WHAT YOU HAVE TO DO: Repeat all the records exactly, omitting pictures.

Dataset records:
• • • •

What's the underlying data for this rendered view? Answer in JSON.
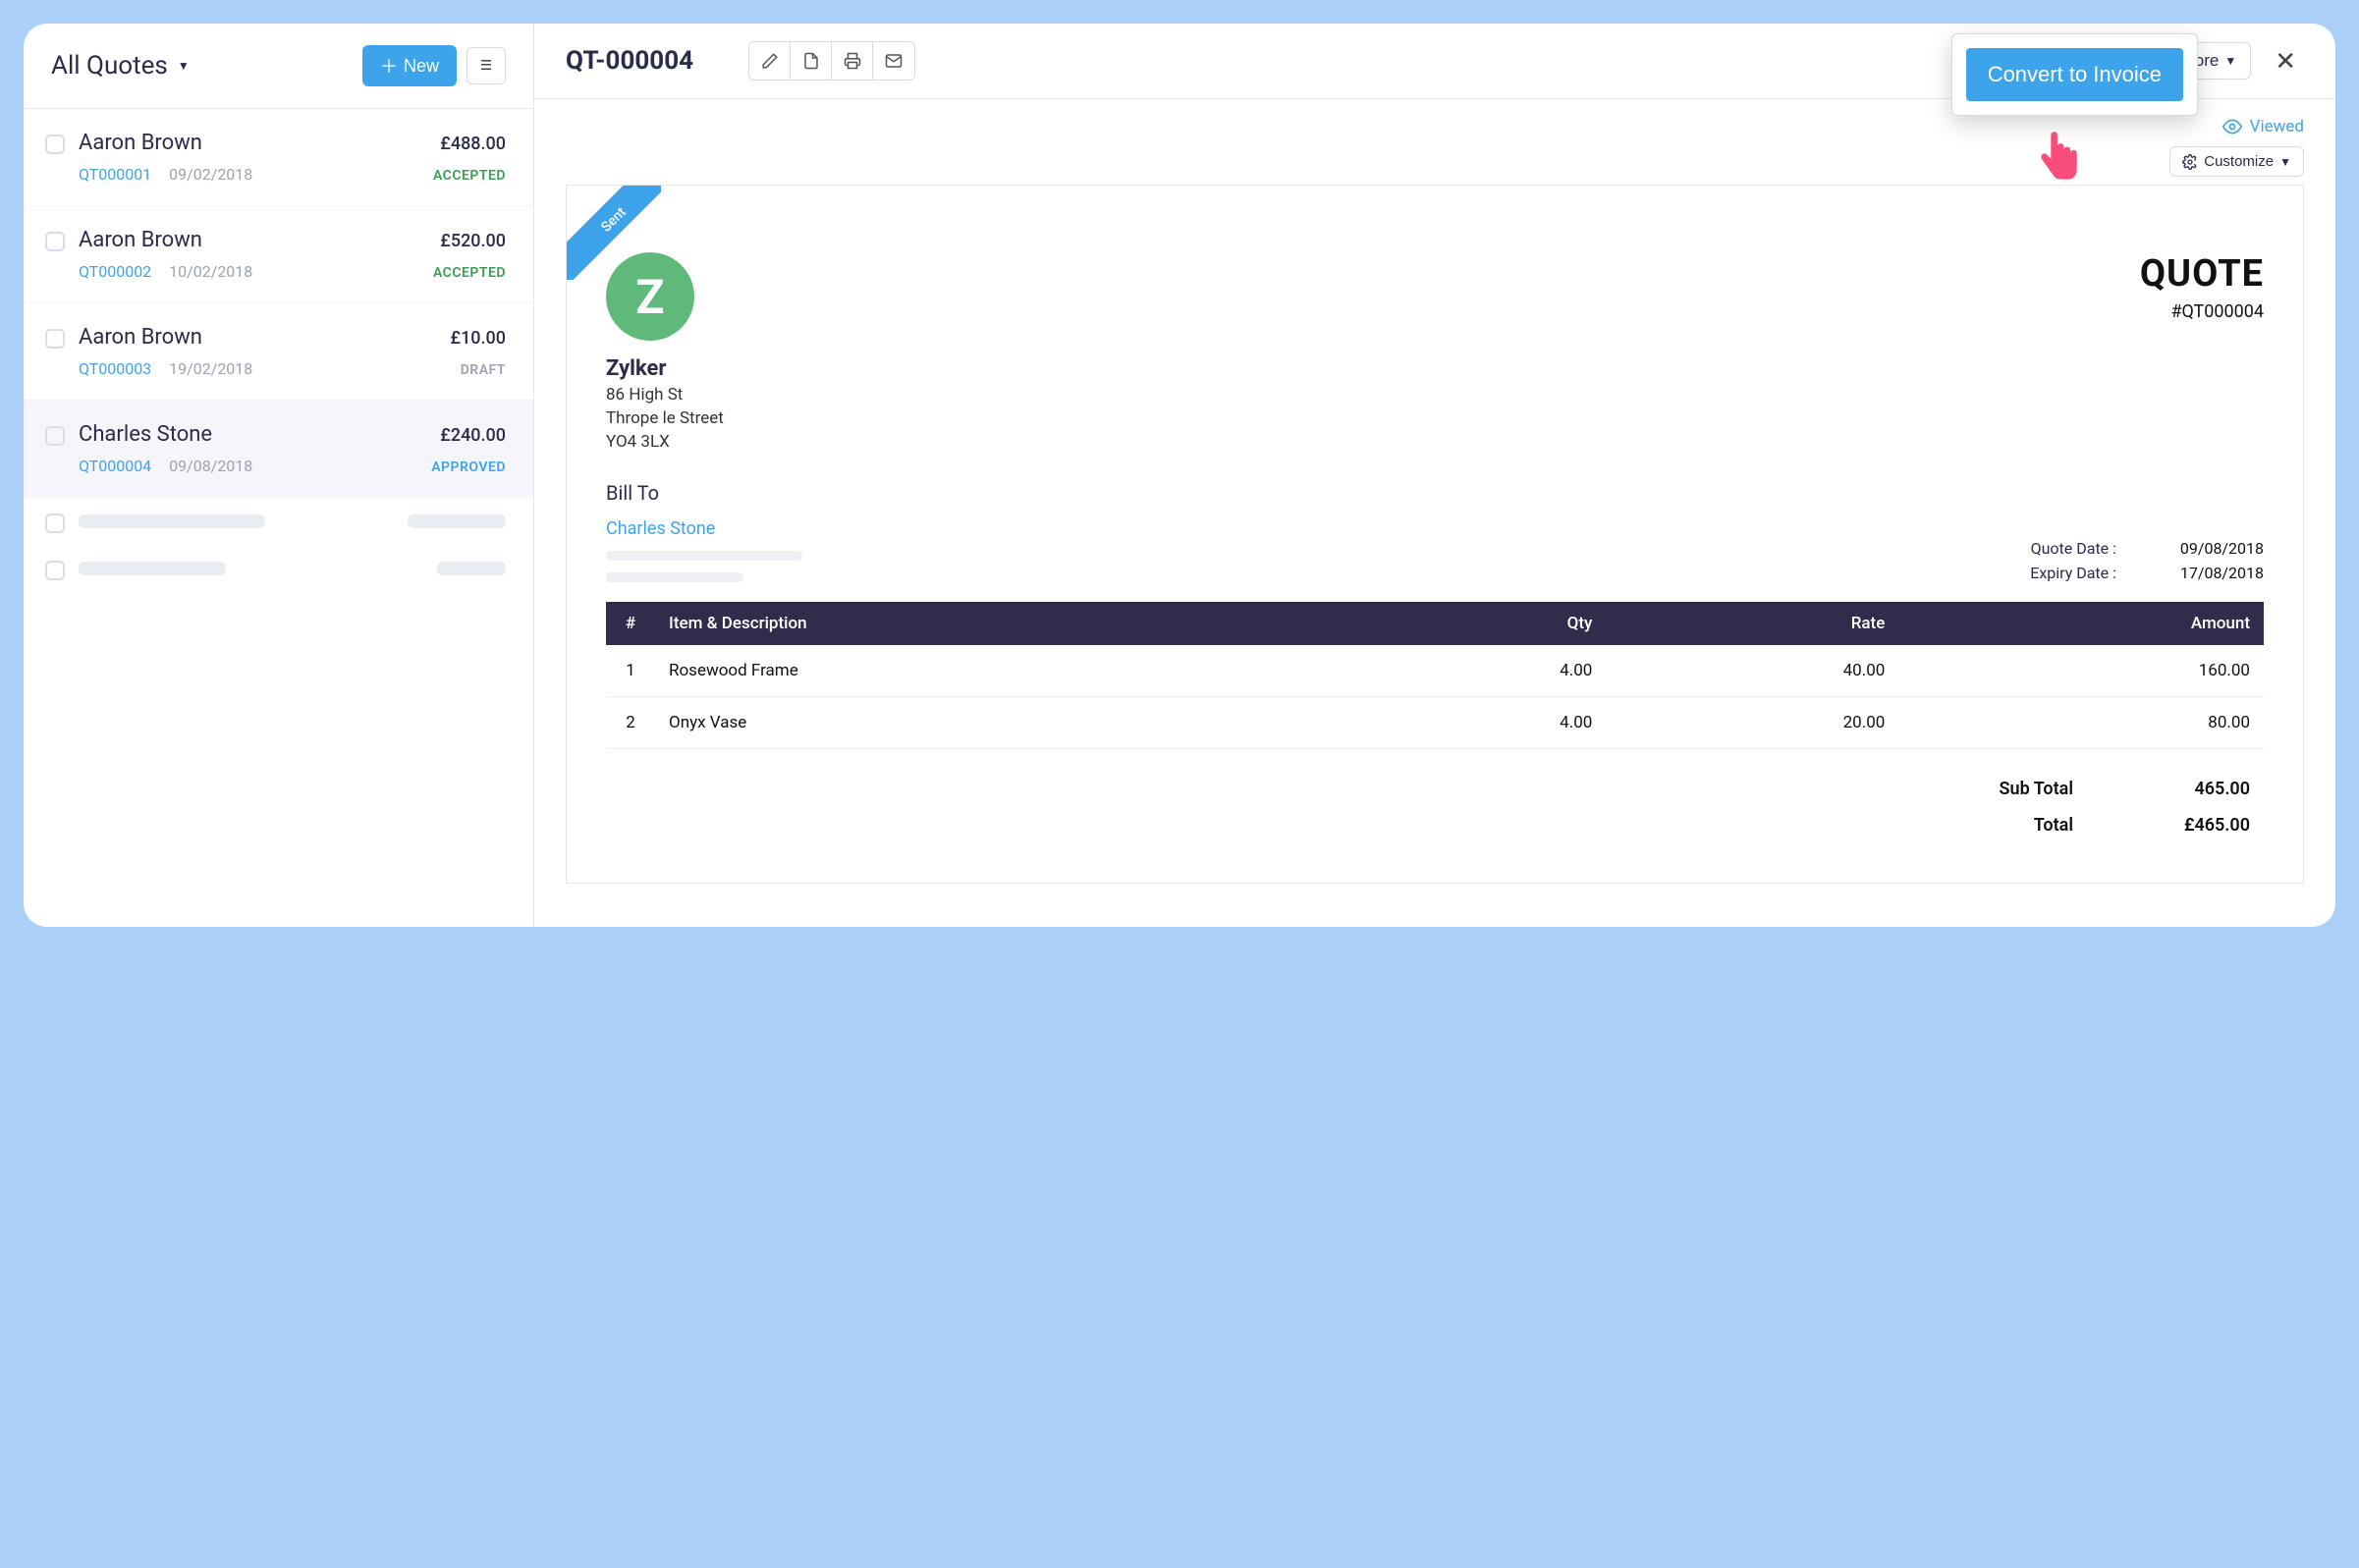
{
  "left": {
    "filter_label": "All Quotes",
    "new_label": "New"
  },
  "quotes": [
    {
      "name": "Aaron Brown",
      "amount": "£488.00",
      "ref": "QT000001",
      "date": "09/02/2018",
      "status": "ACCEPTED",
      "status_class": "st-accepted"
    },
    {
      "name": "Aaron Brown",
      "amount": "£520.00",
      "ref": "QT000002",
      "date": "10/02/2018",
      "status": "ACCEPTED",
      "status_class": "st-accepted"
    },
    {
      "name": "Aaron Brown",
      "amount": "£10.00",
      "ref": "QT000003",
      "date": "19/02/2018",
      "status": "DRAFT",
      "status_class": "st-draft"
    },
    {
      "name": "Charles Stone",
      "amount": "£240.00",
      "ref": "QT000004",
      "date": "09/08/2018",
      "status": "APPROVED",
      "status_class": "st-approved",
      "selected": true
    }
  ],
  "detail": {
    "header_title": "QT-000004",
    "convert_label": "Convert to Invoice",
    "more_label": "More",
    "viewed_label": "Viewed",
    "customize_label": "Customize",
    "ribbon": "Sent",
    "company": {
      "name": "Zylker",
      "addr1": "86 High St",
      "addr2": "Thrope le Street",
      "addr3": "YO4 3LX"
    },
    "doc_label": "QUOTE",
    "doc_number": "#QT000004",
    "bill_to_label": "Bill To",
    "bill_to_name": "Charles Stone",
    "quote_date_label": "Quote Date :",
    "quote_date": "09/08/2018",
    "expiry_date_label": "Expiry Date :",
    "expiry_date": "17/08/2018",
    "cols": {
      "num": "#",
      "desc": "Item & Description",
      "qty": "Qty",
      "rate": "Rate",
      "amount": "Amount"
    },
    "items": [
      {
        "n": "1",
        "desc": "Rosewood Frame",
        "qty": "4.00",
        "rate": "40.00",
        "amount": "160.00"
      },
      {
        "n": "2",
        "desc": "Onyx Vase",
        "qty": "4.00",
        "rate": "20.00",
        "amount": "80.00"
      }
    ],
    "subtotal_label": "Sub Total",
    "subtotal": "465.00",
    "total_label": "Total",
    "total": "£465.00"
  }
}
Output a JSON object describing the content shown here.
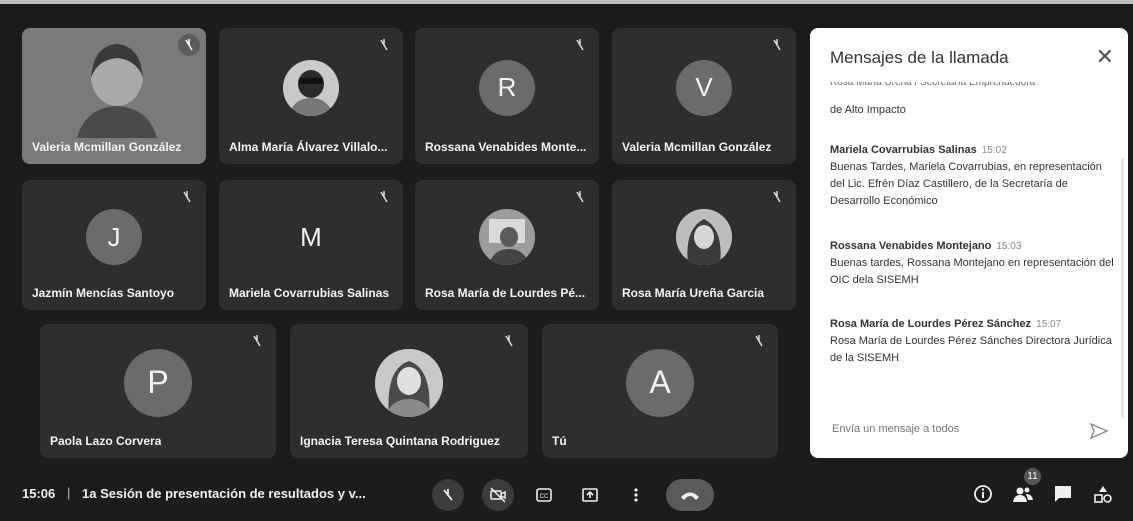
{
  "participants": [
    {
      "name": "Valeria Mcmillan González",
      "initial": "",
      "kind": "video"
    },
    {
      "name": "Alma María Álvarez Villalo...",
      "initial": "",
      "kind": "photo"
    },
    {
      "name": "Rossana Venabides Monte...",
      "initial": "R",
      "kind": "letter"
    },
    {
      "name": "Valeria Mcmillan González",
      "initial": "V",
      "kind": "letter"
    },
    {
      "name": "Jazmín Mencías Santoyo",
      "initial": "J",
      "kind": "letter"
    },
    {
      "name": "Mariela Covarrubias Salinas",
      "initial": "M",
      "kind": "text"
    },
    {
      "name": "Rosa María de Lourdes Pé...",
      "initial": "",
      "kind": "photo"
    },
    {
      "name": "Rosa María Ureña Garcia",
      "initial": "",
      "kind": "photo"
    },
    {
      "name": "Paola Lazo Corvera",
      "initial": "P",
      "kind": "letter"
    },
    {
      "name": "Ignacia Teresa Quintana Rodriguez",
      "initial": "",
      "kind": "photo"
    },
    {
      "name": "Tú",
      "initial": "A",
      "kind": "letter"
    }
  ],
  "chat": {
    "title": "Mensajes de la llamada",
    "close_icon": "close-icon",
    "cut_text": "Rosa María Ureña / Secretaría Emprendedora",
    "cont_text": "de Alto Impacto",
    "messages": [
      {
        "sender": "Mariela Covarrubias Salinas",
        "time": "15:02",
        "text": "Buenas Tardes, Mariela Covarrubias, en representación del Lic. Efrén Díaz Castillero, de la Secretaría de Desarrollo Económico"
      },
      {
        "sender": "Rossana Venabides Montejano",
        "time": "15:03",
        "text": "Buenas tardes, Rossana  Montejano en representación del OIC dela SISEMH"
      },
      {
        "sender": "Rosa María de Lourdes Pérez Sánchez",
        "time": "15:07",
        "text": "Rosa María de Lourdes Pérez Sánches Directora Jurídica de la SISEMH"
      }
    ],
    "input_placeholder": "Envía un mensaje a todos"
  },
  "bottom_bar": {
    "time": "15:06",
    "separator": "|",
    "meeting_title": "1a Sesión de presentación de resultados y v...",
    "people_count": "11",
    "icons": [
      "mic-off-icon",
      "camera-off-icon",
      "captions-icon",
      "present-icon",
      "more-icon",
      "end-call-icon",
      "info-icon",
      "people-icon",
      "chat-icon",
      "activities-icon"
    ]
  },
  "colors": {
    "background": "#1c1c1c",
    "tile": "#2e2e2e",
    "avatar": "#6b6b6b",
    "panel": "#ffffff"
  }
}
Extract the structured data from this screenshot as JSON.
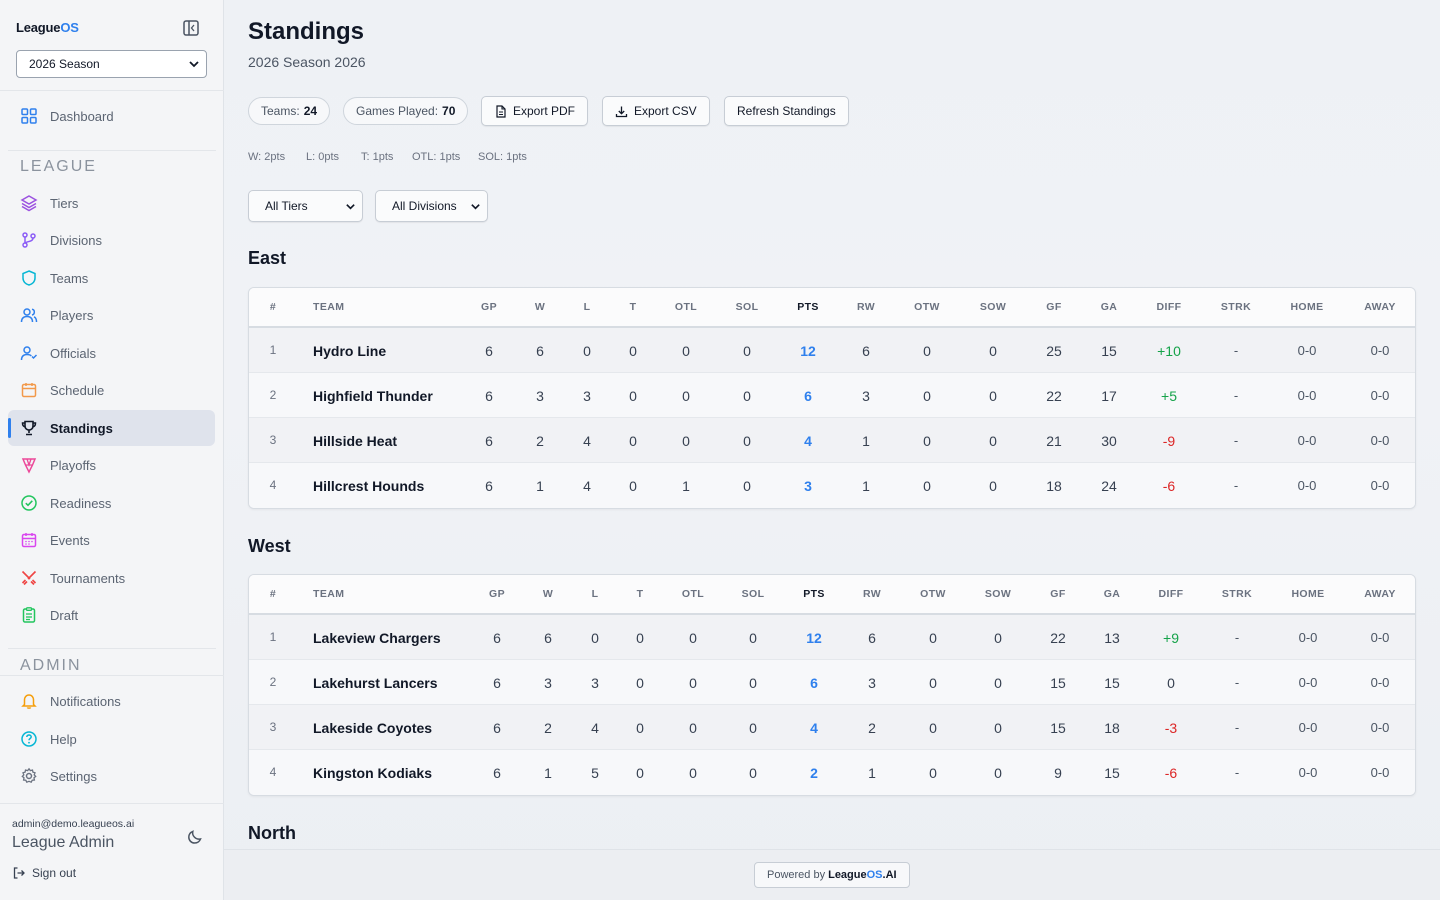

• • • •

CORRECT RESPONSE:
What's the underlying data for this rendered view? Answer in JSON.
{
  "left": {
    "filter_label": "All Quotes",
    "new_label": "New"
  },
  "quotes": [
    {
      "name": "Aaron Brown",
      "amount": "£488.00",
      "ref": "QT000001",
      "date": "09/02/2018",
      "status": "ACCEPTED",
      "status_class": "st-accepted"
    },
    {
      "name": "Aaron Brown",
      "amount": "£520.00",
      "ref": "QT000002",
      "date": "10/02/2018",
      "status": "ACCEPTED",
      "status_class": "st-accepted"
    },
    {
      "name": "Aaron Brown",
      "amount": "£10.00",
      "ref": "QT000003",
      "date": "19/02/2018",
      "status": "DRAFT",
      "status_class": "st-draft"
    },
    {
      "name": "Charles Stone",
      "amount": "£240.00",
      "ref": "QT000004",
      "date": "09/08/2018",
      "status": "APPROVED",
      "status_class": "st-approved",
      "selected": true
    }
  ],
  "detail": {
    "header_title": "QT-000004",
    "convert_label": "Convert to Invoice",
    "more_label": "More",
    "viewed_label": "Viewed",
    "customize_label": "Customize",
    "ribbon": "Sent",
    "company": {
      "name": "Zylker",
      "addr1": "86 High St",
      "addr2": "Thrope le Street",
      "addr3": "YO4 3LX"
    },
    "doc_label": "QUOTE",
    "doc_number": "#QT000004",
    "bill_to_label": "Bill To",
    "bill_to_name": "Charles Stone",
    "quote_date_label": "Quote Date :",
    "quote_date": "09/08/2018",
    "expiry_date_label": "Expiry Date :",
    "expiry_date": "17/08/2018",
    "cols": {
      "num": "#",
      "desc": "Item & Description",
      "qty": "Qty",
      "rate": "Rate",
      "amount": "Amount"
    },
    "items": [
      {
        "n": "1",
        "desc": "Rosewood Frame",
        "qty": "4.00",
        "rate": "40.00",
        "amount": "160.00"
      },
      {
        "n": "2",
        "desc": "Onyx Vase",
        "qty": "4.00",
        "rate": "20.00",
        "amount": "80.00"
      }
    ],
    "subtotal_label": "Sub Total",
    "subtotal": "465.00",
    "total_label": "Total",
    "total": "£465.00"
  }
}
Output a JSON object describing the content shown here.
{
  "participants": [
    {
      "name": "Valeria Mcmillan González",
      "initial": "",
      "kind": "video"
    },
    {
      "name": "Alma María Álvarez Villalo...",
      "initial": "",
      "kind": "photo"
    },
    {
      "name": "Rossana Venabides Monte...",
      "initial": "R",
      "kind": "letter"
    },
    {
      "name": "Valeria Mcmillan González",
      "initial": "V",
      "kind": "letter"
    },
    {
      "name": "Jazmín Mencías Santoyo",
      "initial": "J",
      "kind": "letter"
    },
    {
      "name": "Mariela Covarrubias Salinas",
      "initial": "M",
      "kind": "text"
    },
    {
      "name": "Rosa María de Lourdes Pé...",
      "initial": "",
      "kind": "photo"
    },
    {
      "name": "Rosa María Ureña Garcia",
      "initial": "",
      "kind": "photo"
    },
    {
      "name": "Paola Lazo Corvera",
      "initial": "P",
      "kind": "letter"
    },
    {
      "name": "Ignacia Teresa Quintana Rodriguez",
      "initial": "",
      "kind": "photo"
    },
    {
      "name": "Tú",
      "initial": "A",
      "kind": "letter"
    }
  ],
  "chat": {
    "title": "Mensajes de la llamada",
    "close_icon": "close-icon",
    "cut_text": "Rosa María Ureña / Secretaría Emprendedora",
    "cont_text": "de Alto Impacto",
    "messages": [
      {
        "sender": "Mariela Covarrubias Salinas",
        "time": "15:02",
        "text": "Buenas Tardes, Mariela Covarrubias, en representación del Lic. Efrén Díaz Castillero, de la Secretaría de Desarrollo Económico"
      },
      {
        "sender": "Rossana Venabides Montejano",
        "time": "15:03",
        "text": "Buenas tardes, Rossana  Montejano en representación del OIC dela SISEMH"
      },
      {
        "sender": "Rosa María de Lourdes Pérez Sánchez",
        "time": "15:07",
        "text": "Rosa María de Lourdes Pérez Sánches Directora Jurídica de la SISEMH"
      }
    ],
    "input_placeholder": "Envía un mensaje a todos"
  },
  "bottom_bar": {
    "time": "15:06",
    "separator": "|",
    "meeting_title": "1a Sesión de presentación de resultados y v...",
    "people_count": "11",
    "icons": [
      "mic-off-icon",
      "camera-off-icon",
      "captions-icon",
      "present-icon",
      "more-icon",
      "end-call-icon",
      "info-icon",
      "people-icon",
      "chat-icon",
      "activities-icon"
    ]
  },
  "colors": {
    "background": "#1c1c1c",
    "tile": "#2e2e2e",
    "avatar": "#6b6b6b",
    "panel": "#ffffff"
  }
}
Extract the structured data from this screenshot as JSON.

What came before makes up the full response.